# Problem details
Copy out the entries below in full and exactly.

───── Available data

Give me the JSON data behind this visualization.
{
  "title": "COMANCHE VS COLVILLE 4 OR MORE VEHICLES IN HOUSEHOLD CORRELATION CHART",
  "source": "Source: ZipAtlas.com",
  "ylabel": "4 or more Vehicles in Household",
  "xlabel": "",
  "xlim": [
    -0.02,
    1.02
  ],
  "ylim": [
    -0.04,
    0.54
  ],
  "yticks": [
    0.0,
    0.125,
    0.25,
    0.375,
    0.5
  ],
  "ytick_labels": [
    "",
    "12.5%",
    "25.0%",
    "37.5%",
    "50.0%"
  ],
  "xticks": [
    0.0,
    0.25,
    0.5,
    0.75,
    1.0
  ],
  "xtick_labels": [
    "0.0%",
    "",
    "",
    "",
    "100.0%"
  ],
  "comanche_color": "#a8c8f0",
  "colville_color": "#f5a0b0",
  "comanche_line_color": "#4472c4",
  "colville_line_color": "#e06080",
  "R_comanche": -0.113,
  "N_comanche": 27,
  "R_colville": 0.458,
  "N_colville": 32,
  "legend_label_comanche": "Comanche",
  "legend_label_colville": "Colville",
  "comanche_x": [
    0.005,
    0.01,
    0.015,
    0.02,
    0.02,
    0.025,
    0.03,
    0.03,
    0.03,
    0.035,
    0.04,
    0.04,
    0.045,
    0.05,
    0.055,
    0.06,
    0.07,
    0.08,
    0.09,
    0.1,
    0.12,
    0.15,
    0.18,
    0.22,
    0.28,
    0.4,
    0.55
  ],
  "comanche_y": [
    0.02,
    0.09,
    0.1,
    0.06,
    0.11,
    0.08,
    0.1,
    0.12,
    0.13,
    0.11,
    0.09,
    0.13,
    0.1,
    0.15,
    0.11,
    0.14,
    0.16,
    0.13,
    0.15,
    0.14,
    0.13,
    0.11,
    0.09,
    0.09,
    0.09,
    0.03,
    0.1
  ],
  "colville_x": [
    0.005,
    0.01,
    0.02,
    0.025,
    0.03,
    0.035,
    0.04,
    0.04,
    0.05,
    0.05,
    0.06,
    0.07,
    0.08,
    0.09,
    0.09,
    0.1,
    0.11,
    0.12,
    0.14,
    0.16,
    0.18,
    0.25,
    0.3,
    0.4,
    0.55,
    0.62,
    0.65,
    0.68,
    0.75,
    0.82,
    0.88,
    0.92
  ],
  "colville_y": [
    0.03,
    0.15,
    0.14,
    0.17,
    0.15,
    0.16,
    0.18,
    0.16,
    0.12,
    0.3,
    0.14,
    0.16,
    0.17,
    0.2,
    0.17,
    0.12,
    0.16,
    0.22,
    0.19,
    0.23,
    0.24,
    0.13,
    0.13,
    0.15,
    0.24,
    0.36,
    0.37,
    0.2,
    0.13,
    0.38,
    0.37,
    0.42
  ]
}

──────────

# Finished task
Give me the JSON data behind this visualization.
{
  "title": "COMANCHE VS COLVILLE 4 OR MORE VEHICLES IN HOUSEHOLD CORRELATION CHART",
  "source": "Source: ZipAtlas.com",
  "ylabel": "4 or more Vehicles in Household",
  "xlabel": "",
  "xlim": [
    -0.02,
    1.02
  ],
  "ylim": [
    -0.04,
    0.54
  ],
  "yticks": [
    0.0,
    0.125,
    0.25,
    0.375,
    0.5
  ],
  "ytick_labels": [
    "",
    "12.5%",
    "25.0%",
    "37.5%",
    "50.0%"
  ],
  "xticks": [
    0.0,
    0.25,
    0.5,
    0.75,
    1.0
  ],
  "xtick_labels": [
    "0.0%",
    "",
    "",
    "",
    "100.0%"
  ],
  "comanche_color": "#a8c8f0",
  "colville_color": "#f5a0b0",
  "comanche_line_color": "#4472c4",
  "colville_line_color": "#e06080",
  "R_comanche": -0.113,
  "N_comanche": 27,
  "R_colville": 0.458,
  "N_colville": 32,
  "legend_label_comanche": "Comanche",
  "legend_label_colville": "Colville",
  "comanche_x": [
    0.005,
    0.01,
    0.015,
    0.02,
    0.02,
    0.025,
    0.03,
    0.03,
    0.03,
    0.035,
    0.04,
    0.04,
    0.045,
    0.05,
    0.055,
    0.06,
    0.07,
    0.08,
    0.09,
    0.1,
    0.12,
    0.15,
    0.18,
    0.22,
    0.28,
    0.4,
    0.55
  ],
  "comanche_y": [
    0.02,
    0.09,
    0.1,
    0.06,
    0.11,
    0.08,
    0.1,
    0.12,
    0.13,
    0.11,
    0.09,
    0.13,
    0.1,
    0.15,
    0.11,
    0.14,
    0.16,
    0.13,
    0.15,
    0.14,
    0.13,
    0.11,
    0.09,
    0.09,
    0.09,
    0.03,
    0.1
  ],
  "colville_x": [
    0.005,
    0.01,
    0.02,
    0.025,
    0.03,
    0.035,
    0.04,
    0.04,
    0.05,
    0.05,
    0.06,
    0.07,
    0.08,
    0.09,
    0.09,
    0.1,
    0.11,
    0.12,
    0.14,
    0.16,
    0.18,
    0.25,
    0.3,
    0.4,
    0.55,
    0.62,
    0.65,
    0.68,
    0.75,
    0.82,
    0.88,
    0.92
  ],
  "colville_y": [
    0.03,
    0.15,
    0.14,
    0.17,
    0.15,
    0.16,
    0.18,
    0.16,
    0.12,
    0.3,
    0.14,
    0.16,
    0.17,
    0.2,
    0.17,
    0.12,
    0.16,
    0.22,
    0.19,
    0.23,
    0.24,
    0.13,
    0.13,
    0.15,
    0.24,
    0.36,
    0.37,
    0.2,
    0.13,
    0.38,
    0.37,
    0.42
  ]
}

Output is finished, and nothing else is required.